Aim = Pick out and copy every line below that has the word "name".

[Part of a data file]
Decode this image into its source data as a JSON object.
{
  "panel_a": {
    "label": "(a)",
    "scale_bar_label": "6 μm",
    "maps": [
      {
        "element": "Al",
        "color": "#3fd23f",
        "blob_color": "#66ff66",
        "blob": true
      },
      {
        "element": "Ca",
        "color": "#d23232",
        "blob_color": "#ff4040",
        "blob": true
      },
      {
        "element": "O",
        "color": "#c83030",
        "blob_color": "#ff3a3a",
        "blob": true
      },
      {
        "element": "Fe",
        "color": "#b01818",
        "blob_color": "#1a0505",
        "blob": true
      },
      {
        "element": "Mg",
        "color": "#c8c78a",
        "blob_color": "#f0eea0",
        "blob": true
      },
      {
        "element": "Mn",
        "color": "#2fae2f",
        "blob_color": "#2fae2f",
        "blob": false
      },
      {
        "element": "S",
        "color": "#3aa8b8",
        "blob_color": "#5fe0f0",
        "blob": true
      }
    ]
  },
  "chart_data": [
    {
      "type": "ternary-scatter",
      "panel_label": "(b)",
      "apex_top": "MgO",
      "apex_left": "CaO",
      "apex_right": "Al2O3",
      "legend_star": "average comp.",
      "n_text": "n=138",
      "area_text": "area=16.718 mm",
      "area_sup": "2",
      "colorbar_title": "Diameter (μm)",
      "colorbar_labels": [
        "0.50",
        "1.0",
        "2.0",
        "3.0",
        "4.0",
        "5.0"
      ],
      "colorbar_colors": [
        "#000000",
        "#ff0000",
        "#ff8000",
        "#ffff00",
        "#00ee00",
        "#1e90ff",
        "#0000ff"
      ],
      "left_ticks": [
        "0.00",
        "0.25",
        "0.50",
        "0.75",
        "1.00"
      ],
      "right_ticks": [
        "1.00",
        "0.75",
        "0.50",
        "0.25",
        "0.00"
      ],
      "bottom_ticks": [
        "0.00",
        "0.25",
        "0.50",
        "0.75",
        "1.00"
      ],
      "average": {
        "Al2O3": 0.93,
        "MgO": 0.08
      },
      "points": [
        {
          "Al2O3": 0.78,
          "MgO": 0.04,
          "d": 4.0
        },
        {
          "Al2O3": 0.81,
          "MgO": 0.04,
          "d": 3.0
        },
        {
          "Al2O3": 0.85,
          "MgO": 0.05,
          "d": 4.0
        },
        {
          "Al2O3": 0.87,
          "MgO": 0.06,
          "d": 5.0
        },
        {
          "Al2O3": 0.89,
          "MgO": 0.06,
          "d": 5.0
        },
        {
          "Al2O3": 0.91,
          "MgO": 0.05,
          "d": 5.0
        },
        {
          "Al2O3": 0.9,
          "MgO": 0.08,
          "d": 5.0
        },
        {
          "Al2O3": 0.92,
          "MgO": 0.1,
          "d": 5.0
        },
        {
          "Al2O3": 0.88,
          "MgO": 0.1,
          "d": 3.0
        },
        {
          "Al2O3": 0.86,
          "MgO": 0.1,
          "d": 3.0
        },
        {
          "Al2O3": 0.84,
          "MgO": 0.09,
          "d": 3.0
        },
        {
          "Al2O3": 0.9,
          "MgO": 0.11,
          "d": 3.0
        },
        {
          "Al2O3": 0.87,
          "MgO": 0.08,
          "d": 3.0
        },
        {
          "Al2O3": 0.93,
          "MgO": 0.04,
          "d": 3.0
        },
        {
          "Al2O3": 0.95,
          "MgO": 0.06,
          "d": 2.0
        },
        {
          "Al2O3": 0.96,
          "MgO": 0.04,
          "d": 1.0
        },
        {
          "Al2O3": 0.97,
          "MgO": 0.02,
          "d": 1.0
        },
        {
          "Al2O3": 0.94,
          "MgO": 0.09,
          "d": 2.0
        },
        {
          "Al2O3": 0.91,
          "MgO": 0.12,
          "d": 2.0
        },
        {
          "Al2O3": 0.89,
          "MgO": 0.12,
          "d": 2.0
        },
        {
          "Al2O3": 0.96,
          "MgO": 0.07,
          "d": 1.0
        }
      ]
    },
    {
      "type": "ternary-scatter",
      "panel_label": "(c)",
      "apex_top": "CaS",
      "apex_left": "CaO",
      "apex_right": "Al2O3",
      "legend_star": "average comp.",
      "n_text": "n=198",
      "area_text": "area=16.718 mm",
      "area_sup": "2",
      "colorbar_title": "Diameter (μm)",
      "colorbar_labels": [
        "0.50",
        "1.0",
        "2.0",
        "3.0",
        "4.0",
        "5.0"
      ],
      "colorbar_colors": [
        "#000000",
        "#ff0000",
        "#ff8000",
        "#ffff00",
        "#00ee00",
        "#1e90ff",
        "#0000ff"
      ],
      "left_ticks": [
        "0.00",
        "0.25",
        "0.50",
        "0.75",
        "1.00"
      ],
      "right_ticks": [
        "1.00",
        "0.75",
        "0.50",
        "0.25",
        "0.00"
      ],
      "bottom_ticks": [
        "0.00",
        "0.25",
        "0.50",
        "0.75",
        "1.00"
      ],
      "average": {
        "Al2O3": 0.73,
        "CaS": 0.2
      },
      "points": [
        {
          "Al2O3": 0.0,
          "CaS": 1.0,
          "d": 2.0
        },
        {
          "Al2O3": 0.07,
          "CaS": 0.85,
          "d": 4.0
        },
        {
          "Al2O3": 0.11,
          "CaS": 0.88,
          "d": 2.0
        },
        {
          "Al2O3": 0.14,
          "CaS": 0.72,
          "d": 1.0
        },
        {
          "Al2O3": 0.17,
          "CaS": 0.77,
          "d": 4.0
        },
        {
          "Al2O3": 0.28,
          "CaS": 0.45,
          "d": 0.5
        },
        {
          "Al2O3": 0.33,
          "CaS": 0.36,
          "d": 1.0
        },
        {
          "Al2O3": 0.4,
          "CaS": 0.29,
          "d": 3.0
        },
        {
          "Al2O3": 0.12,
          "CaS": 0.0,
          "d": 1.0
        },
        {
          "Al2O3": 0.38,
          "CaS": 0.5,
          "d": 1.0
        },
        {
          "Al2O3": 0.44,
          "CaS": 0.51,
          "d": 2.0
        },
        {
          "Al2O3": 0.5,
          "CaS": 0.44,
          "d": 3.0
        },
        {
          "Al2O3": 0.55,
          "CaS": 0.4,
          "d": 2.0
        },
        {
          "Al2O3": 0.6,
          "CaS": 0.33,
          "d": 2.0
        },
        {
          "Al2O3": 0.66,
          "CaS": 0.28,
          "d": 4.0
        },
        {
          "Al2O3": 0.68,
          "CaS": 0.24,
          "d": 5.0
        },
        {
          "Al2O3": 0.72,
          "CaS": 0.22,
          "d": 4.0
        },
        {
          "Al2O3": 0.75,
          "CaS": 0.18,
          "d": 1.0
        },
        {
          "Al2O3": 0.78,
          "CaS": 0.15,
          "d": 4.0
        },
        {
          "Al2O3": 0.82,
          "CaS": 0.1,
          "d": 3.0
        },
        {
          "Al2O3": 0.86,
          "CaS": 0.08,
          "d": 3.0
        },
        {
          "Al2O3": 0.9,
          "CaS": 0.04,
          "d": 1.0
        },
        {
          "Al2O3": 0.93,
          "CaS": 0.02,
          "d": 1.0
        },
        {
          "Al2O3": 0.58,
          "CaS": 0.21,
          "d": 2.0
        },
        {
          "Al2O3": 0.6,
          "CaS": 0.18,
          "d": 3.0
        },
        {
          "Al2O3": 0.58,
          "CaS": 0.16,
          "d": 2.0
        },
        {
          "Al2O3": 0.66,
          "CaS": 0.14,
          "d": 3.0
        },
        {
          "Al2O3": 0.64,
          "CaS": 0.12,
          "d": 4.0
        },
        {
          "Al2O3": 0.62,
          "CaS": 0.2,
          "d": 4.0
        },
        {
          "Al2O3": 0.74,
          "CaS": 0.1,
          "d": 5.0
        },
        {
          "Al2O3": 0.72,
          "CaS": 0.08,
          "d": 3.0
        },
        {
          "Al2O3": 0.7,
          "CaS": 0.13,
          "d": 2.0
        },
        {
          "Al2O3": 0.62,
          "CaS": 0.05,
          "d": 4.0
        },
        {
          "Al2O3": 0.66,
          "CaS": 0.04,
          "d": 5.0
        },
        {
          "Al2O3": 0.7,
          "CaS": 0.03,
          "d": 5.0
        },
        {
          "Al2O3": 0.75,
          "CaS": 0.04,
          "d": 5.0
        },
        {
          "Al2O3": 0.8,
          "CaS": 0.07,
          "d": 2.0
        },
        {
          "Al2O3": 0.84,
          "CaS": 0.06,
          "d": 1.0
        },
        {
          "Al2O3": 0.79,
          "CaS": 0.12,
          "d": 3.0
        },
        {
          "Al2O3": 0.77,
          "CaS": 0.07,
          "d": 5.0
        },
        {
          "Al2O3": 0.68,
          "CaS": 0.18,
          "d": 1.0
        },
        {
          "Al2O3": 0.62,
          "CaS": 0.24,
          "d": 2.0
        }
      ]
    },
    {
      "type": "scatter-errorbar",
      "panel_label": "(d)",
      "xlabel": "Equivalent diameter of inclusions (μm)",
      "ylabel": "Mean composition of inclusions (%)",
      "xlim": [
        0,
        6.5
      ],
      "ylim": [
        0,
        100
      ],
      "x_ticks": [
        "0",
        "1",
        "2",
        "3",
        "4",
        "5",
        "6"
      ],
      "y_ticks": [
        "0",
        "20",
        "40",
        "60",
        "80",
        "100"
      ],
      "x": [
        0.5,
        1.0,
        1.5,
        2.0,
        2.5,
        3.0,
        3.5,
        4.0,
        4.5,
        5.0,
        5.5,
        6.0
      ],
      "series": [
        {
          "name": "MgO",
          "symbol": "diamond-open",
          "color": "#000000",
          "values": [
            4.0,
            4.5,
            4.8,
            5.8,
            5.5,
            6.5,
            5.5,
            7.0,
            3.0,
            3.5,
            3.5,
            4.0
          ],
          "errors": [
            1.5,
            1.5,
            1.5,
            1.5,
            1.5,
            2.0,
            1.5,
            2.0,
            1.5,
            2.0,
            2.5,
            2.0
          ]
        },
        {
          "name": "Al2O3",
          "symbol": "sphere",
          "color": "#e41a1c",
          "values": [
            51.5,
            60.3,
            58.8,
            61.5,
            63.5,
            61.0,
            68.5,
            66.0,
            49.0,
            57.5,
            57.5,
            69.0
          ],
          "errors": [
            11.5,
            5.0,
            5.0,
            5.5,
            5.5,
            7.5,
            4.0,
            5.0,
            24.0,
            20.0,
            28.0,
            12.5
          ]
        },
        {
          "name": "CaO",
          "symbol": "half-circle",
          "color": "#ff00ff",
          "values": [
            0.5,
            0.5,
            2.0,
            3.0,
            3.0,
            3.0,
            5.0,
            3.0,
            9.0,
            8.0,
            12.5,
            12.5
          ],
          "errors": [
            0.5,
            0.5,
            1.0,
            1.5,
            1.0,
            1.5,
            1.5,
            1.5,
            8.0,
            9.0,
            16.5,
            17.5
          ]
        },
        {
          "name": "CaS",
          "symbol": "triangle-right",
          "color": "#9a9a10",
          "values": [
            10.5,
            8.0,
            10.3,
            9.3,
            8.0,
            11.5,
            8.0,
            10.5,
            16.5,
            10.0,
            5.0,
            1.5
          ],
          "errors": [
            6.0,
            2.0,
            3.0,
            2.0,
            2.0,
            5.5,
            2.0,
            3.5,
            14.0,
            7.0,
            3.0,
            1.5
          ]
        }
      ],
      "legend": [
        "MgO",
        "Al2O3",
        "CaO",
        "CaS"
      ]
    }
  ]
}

Answer to the task =
          "name": "MgO",
          "name": "Al2O3",
          "name": "CaO",
          "name": "CaS",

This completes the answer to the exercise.